Provided records:
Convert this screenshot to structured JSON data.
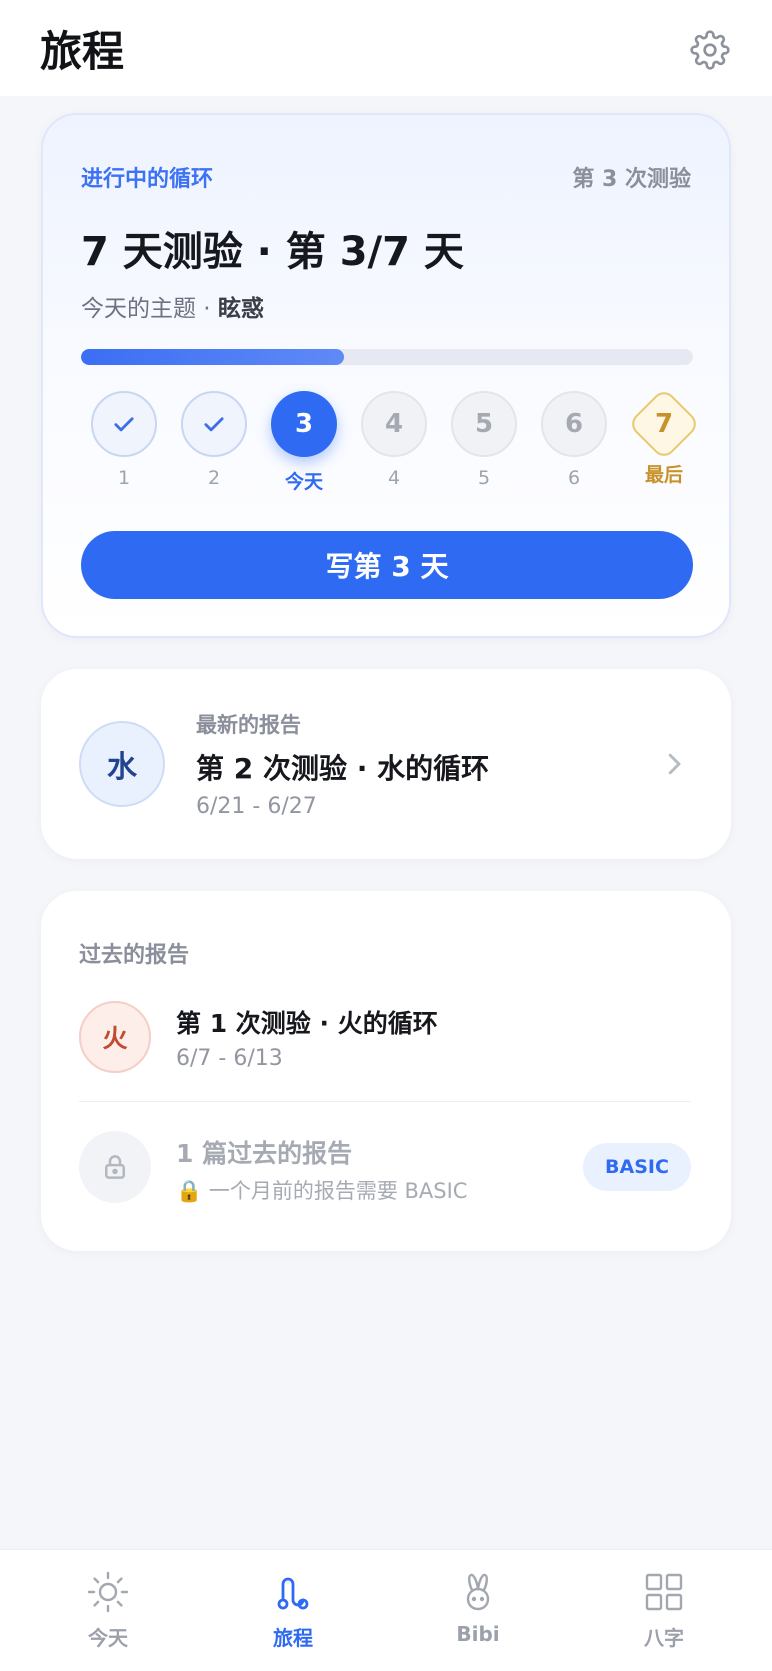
{
  "header": {
    "title": "旅程"
  },
  "cycle": {
    "tag": "进行中的循环",
    "test_count": "第 3 次测验",
    "title": "7 天测验 · 第 3/7 天",
    "theme_prefix": "今天的主题 · ",
    "theme": "眩惑",
    "progress": 0.43,
    "days": [
      {
        "value": "",
        "label": "1",
        "state": "done"
      },
      {
        "value": "",
        "label": "2",
        "state": "done"
      },
      {
        "value": "3",
        "label": "今天",
        "state": "current"
      },
      {
        "value": "4",
        "label": "4",
        "state": "future"
      },
      {
        "value": "5",
        "label": "5",
        "state": "future"
      },
      {
        "value": "6",
        "label": "6",
        "state": "future"
      },
      {
        "value": "7",
        "label": "最后",
        "state": "final"
      }
    ],
    "write_button": "写第 3 天"
  },
  "latest_report": {
    "kicker": "最新的报告",
    "badge": "水",
    "title": "第 2 次测验 · 水的循环",
    "dates": "6/21 - 6/27"
  },
  "past_reports": {
    "heading": "过去的报告",
    "items": [
      {
        "badge": "火",
        "title": "第 1 次测验 · 火的循环",
        "dates": "6/7 - 6/13"
      }
    ],
    "locked": {
      "title": "1 篇过去的报告",
      "note": "🔒 一个月前的报告需要 BASIC",
      "badge": "BASIC"
    }
  },
  "tabs": [
    {
      "label": "今天",
      "icon": "sun-icon",
      "active": false
    },
    {
      "label": "旅程",
      "icon": "journey-icon",
      "active": true
    },
    {
      "label": "Bibi",
      "icon": "rabbit-icon",
      "active": false
    },
    {
      "label": "八字",
      "icon": "grid-icon",
      "active": false
    }
  ],
  "colors": {
    "accent": "#2f6bf2",
    "final_day": "#c8922a",
    "water": "#22448f",
    "fire": "#c24a33"
  }
}
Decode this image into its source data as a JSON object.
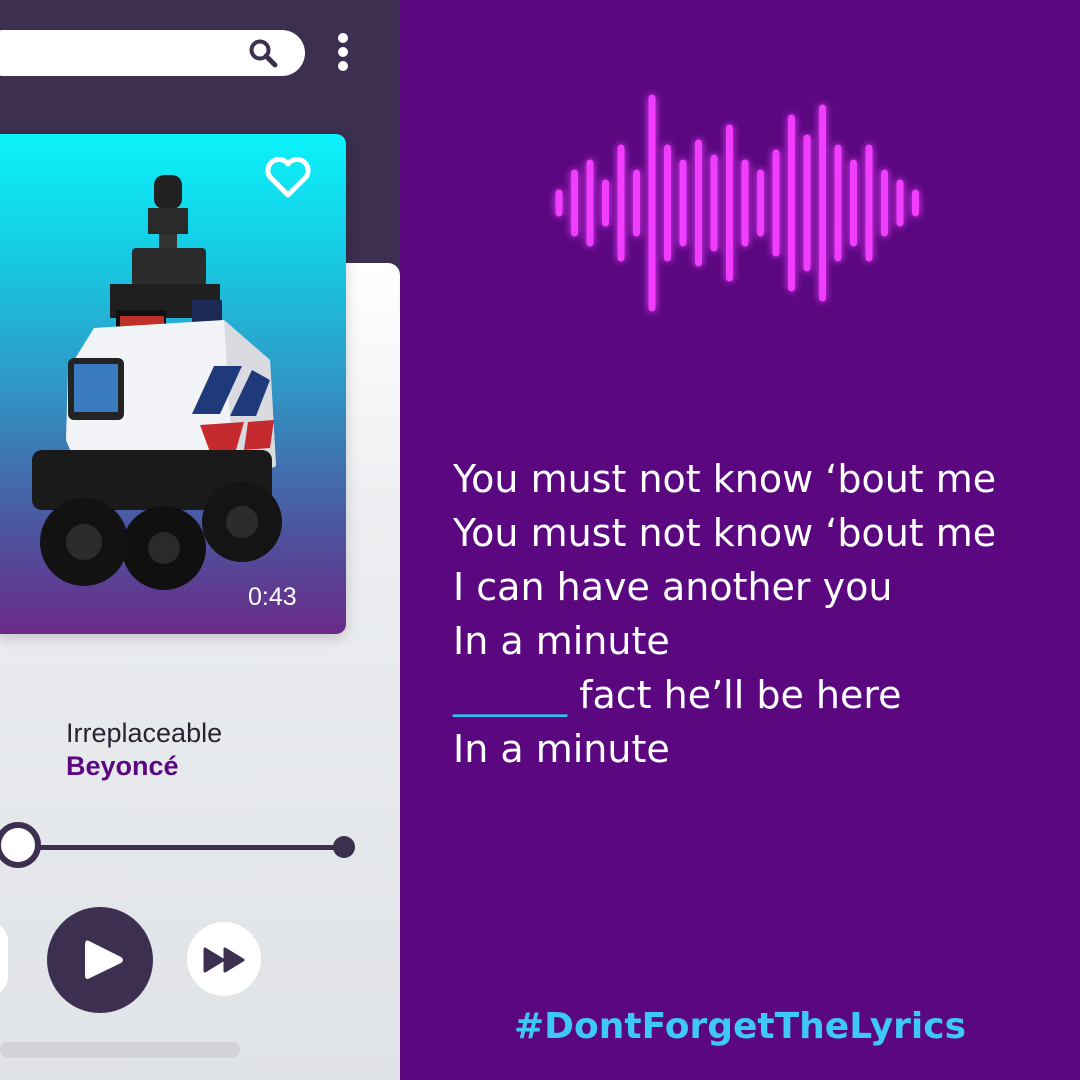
{
  "player": {
    "time": "0:43",
    "song_title": "Irreplaceable",
    "artist": "Beyoncé",
    "progress": 0.0,
    "liked": false,
    "album_art": "security-robot-photo"
  },
  "icons": {
    "search": "search-icon",
    "menu": "more-vertical-icon",
    "heart": "heart-icon",
    "play": "play-icon",
    "forward": "fast-forward-icon",
    "waveform": "audio-waveform-icon"
  },
  "lyrics": {
    "line1": "You must not know ‘bout me",
    "line2": "You must not know ‘bout me",
    "line3": "I can have another you",
    "line4": "In a minute",
    "line5_blank": "______",
    "line5_rest": " fact he’ll be here",
    "line6": "In a minute"
  },
  "hashtag": "#DontForgetTheLyrics",
  "colors": {
    "background": "#5a0780",
    "frame": "#3c2f4f",
    "accent_cyan": "#3ec8f8",
    "neon_pink": "#f03cff"
  }
}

Written request: Using the data above, copy each line that contains "this".

Complete response:
Convert this screenshot to structured JSON data.
Decode this image into its source data as a JSON object.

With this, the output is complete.